Select each line where the word "coinvolgimento" appears.

====== Records provided

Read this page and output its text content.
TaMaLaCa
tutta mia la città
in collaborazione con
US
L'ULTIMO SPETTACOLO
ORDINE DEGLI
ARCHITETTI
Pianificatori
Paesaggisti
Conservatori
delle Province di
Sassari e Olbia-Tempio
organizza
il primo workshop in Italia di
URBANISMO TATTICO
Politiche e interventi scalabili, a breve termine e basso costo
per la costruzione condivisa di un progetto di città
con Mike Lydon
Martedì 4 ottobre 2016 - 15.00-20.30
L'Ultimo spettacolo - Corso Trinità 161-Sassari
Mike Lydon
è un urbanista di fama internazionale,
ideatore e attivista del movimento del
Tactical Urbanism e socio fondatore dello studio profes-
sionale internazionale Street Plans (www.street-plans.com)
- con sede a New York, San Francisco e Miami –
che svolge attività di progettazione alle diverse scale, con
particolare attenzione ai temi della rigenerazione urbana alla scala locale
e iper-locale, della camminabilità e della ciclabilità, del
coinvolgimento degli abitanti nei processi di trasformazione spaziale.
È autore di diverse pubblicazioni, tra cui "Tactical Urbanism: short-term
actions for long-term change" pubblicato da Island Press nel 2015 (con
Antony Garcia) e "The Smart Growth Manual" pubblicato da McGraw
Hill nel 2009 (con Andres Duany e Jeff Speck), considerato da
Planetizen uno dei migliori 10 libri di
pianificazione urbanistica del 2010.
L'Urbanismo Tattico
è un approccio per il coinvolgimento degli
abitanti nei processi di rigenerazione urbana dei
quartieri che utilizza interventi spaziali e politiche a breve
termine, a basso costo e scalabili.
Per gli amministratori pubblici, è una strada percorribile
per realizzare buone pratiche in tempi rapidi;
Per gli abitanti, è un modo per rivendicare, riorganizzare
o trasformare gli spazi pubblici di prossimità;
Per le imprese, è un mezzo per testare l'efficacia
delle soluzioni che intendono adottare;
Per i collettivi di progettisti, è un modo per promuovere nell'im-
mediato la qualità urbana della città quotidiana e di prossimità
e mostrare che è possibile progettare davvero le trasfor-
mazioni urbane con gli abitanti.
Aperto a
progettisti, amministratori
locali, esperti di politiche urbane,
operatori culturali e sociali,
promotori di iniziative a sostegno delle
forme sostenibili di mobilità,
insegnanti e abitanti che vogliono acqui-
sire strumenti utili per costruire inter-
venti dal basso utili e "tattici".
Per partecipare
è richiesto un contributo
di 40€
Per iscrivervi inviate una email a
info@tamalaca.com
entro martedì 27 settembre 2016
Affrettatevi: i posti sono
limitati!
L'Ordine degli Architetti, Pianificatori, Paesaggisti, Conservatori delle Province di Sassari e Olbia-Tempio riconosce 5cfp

============

Task solution:
coinvolgimento degli abitanti nei processi di trasformazione spaziale.
è un approccio per il coinvolgimento degli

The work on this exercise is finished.